>> Begin
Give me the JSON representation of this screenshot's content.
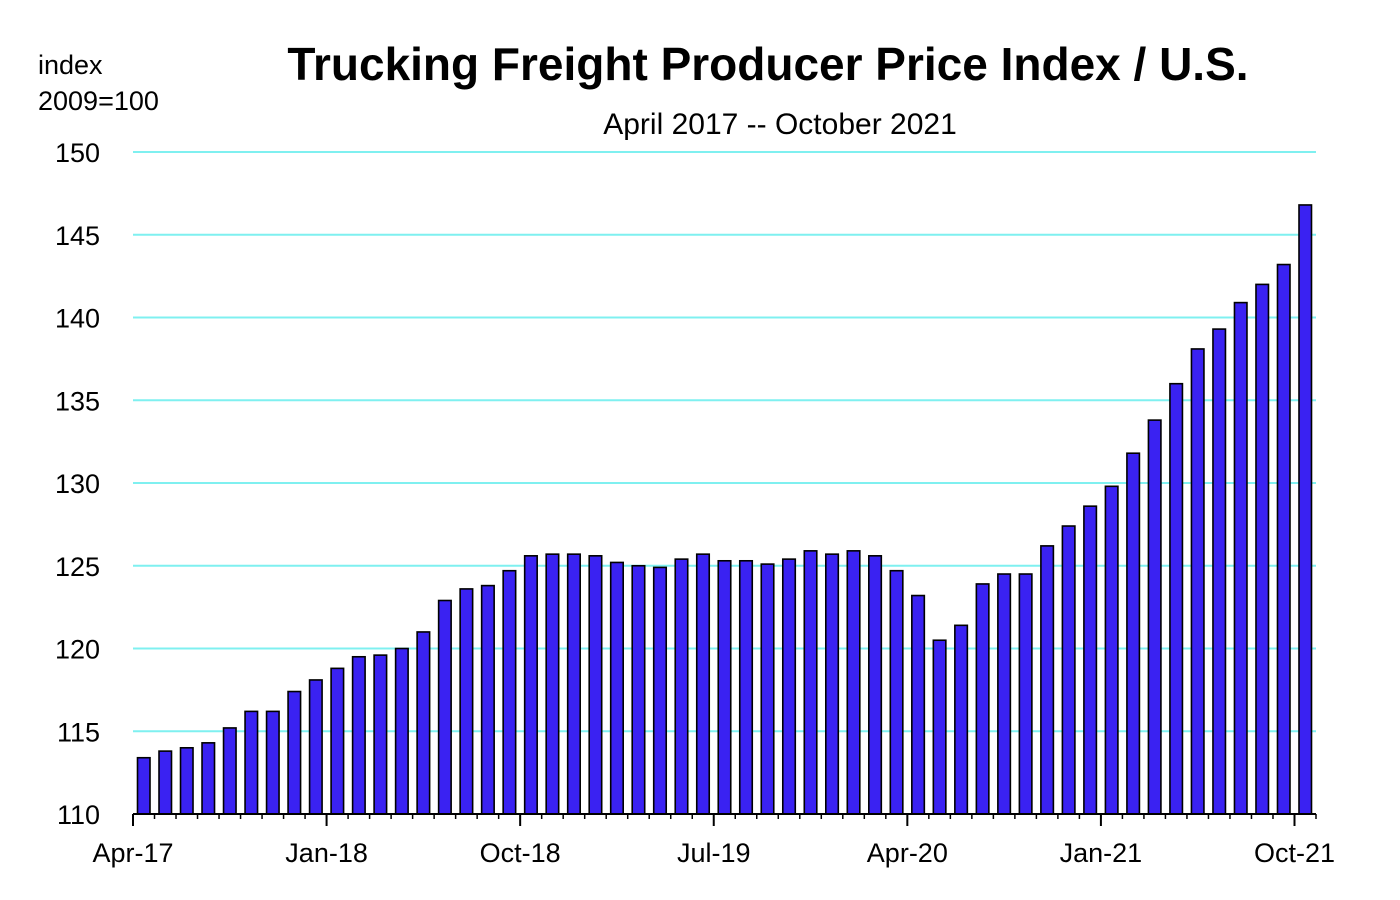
{
  "chart_data": {
    "type": "bar",
    "title": "Trucking Freight Producer Price Index / U.S.",
    "subtitle": "April 2017 -- October 2021",
    "ylabel": "index",
    "ylabel_line2": "2009=100",
    "xlabel": "",
    "ylim": [
      110,
      150
    ],
    "yticks": [
      110,
      115,
      120,
      125,
      130,
      135,
      140,
      145,
      150
    ],
    "grid": true,
    "legend": "none",
    "colors": {
      "bar_fill": "#3a22f2",
      "bar_stroke": "#000000",
      "grid": "#7ff0f0",
      "axis": "#000000"
    },
    "x_tick_labels": [
      "Apr-17",
      "Jan-18",
      "Oct-18",
      "Jul-19",
      "Apr-20",
      "Jan-21",
      "Oct-21"
    ],
    "x_tick_every": 9,
    "categories": [
      "2017-04",
      "2017-05",
      "2017-06",
      "2017-07",
      "2017-08",
      "2017-09",
      "2017-10",
      "2017-11",
      "2017-12",
      "2018-01",
      "2018-02",
      "2018-03",
      "2018-04",
      "2018-05",
      "2018-06",
      "2018-07",
      "2018-08",
      "2018-09",
      "2018-10",
      "2018-11",
      "2018-12",
      "2019-01",
      "2019-02",
      "2019-03",
      "2019-04",
      "2019-05",
      "2019-06",
      "2019-07",
      "2019-08",
      "2019-09",
      "2019-10",
      "2019-11",
      "2019-12",
      "2020-01",
      "2020-02",
      "2020-03",
      "2020-04",
      "2020-05",
      "2020-06",
      "2020-07",
      "2020-08",
      "2020-09",
      "2020-10",
      "2020-11",
      "2020-12",
      "2021-01",
      "2021-02",
      "2021-03",
      "2021-04",
      "2021-05",
      "2021-06",
      "2021-07",
      "2021-08",
      "2021-09",
      "2021-10"
    ],
    "values": [
      113.4,
      113.8,
      114.0,
      114.3,
      115.2,
      116.2,
      116.2,
      117.4,
      118.1,
      118.8,
      119.5,
      119.6,
      120.0,
      121.0,
      122.9,
      123.6,
      123.8,
      124.7,
      125.6,
      125.7,
      125.7,
      125.6,
      125.2,
      125.0,
      124.9,
      125.4,
      125.7,
      125.3,
      125.3,
      125.1,
      125.4,
      125.9,
      125.7,
      125.9,
      125.6,
      124.7,
      123.2,
      120.5,
      121.4,
      123.9,
      124.5,
      124.5,
      126.2,
      127.4,
      128.6,
      129.8,
      131.8,
      133.8,
      136.0,
      138.1,
      139.3,
      140.9,
      142.0,
      143.2,
      146.8
    ]
  }
}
>> End
→ **What the task requires**: Quote the records above in full, dropping each picture.

→ **Expected answer**:
Give me the JSON representation of this screenshot's content.
{
  "chart_data": {
    "type": "bar",
    "title": "Trucking Freight Producer Price Index / U.S.",
    "subtitle": "April 2017 -- October 2021",
    "ylabel": "index",
    "ylabel_line2": "2009=100",
    "xlabel": "",
    "ylim": [
      110,
      150
    ],
    "yticks": [
      110,
      115,
      120,
      125,
      130,
      135,
      140,
      145,
      150
    ],
    "grid": true,
    "legend": "none",
    "colors": {
      "bar_fill": "#3a22f2",
      "bar_stroke": "#000000",
      "grid": "#7ff0f0",
      "axis": "#000000"
    },
    "x_tick_labels": [
      "Apr-17",
      "Jan-18",
      "Oct-18",
      "Jul-19",
      "Apr-20",
      "Jan-21",
      "Oct-21"
    ],
    "x_tick_every": 9,
    "categories": [
      "2017-04",
      "2017-05",
      "2017-06",
      "2017-07",
      "2017-08",
      "2017-09",
      "2017-10",
      "2017-11",
      "2017-12",
      "2018-01",
      "2018-02",
      "2018-03",
      "2018-04",
      "2018-05",
      "2018-06",
      "2018-07",
      "2018-08",
      "2018-09",
      "2018-10",
      "2018-11",
      "2018-12",
      "2019-01",
      "2019-02",
      "2019-03",
      "2019-04",
      "2019-05",
      "2019-06",
      "2019-07",
      "2019-08",
      "2019-09",
      "2019-10",
      "2019-11",
      "2019-12",
      "2020-01",
      "2020-02",
      "2020-03",
      "2020-04",
      "2020-05",
      "2020-06",
      "2020-07",
      "2020-08",
      "2020-09",
      "2020-10",
      "2020-11",
      "2020-12",
      "2021-01",
      "2021-02",
      "2021-03",
      "2021-04",
      "2021-05",
      "2021-06",
      "2021-07",
      "2021-08",
      "2021-09",
      "2021-10"
    ],
    "values": [
      113.4,
      113.8,
      114.0,
      114.3,
      115.2,
      116.2,
      116.2,
      117.4,
      118.1,
      118.8,
      119.5,
      119.6,
      120.0,
      121.0,
      122.9,
      123.6,
      123.8,
      124.7,
      125.6,
      125.7,
      125.7,
      125.6,
      125.2,
      125.0,
      124.9,
      125.4,
      125.7,
      125.3,
      125.3,
      125.1,
      125.4,
      125.9,
      125.7,
      125.9,
      125.6,
      124.7,
      123.2,
      120.5,
      121.4,
      123.9,
      124.5,
      124.5,
      126.2,
      127.4,
      128.6,
      129.8,
      131.8,
      133.8,
      136.0,
      138.1,
      139.3,
      140.9,
      142.0,
      143.2,
      146.8
    ]
  }
}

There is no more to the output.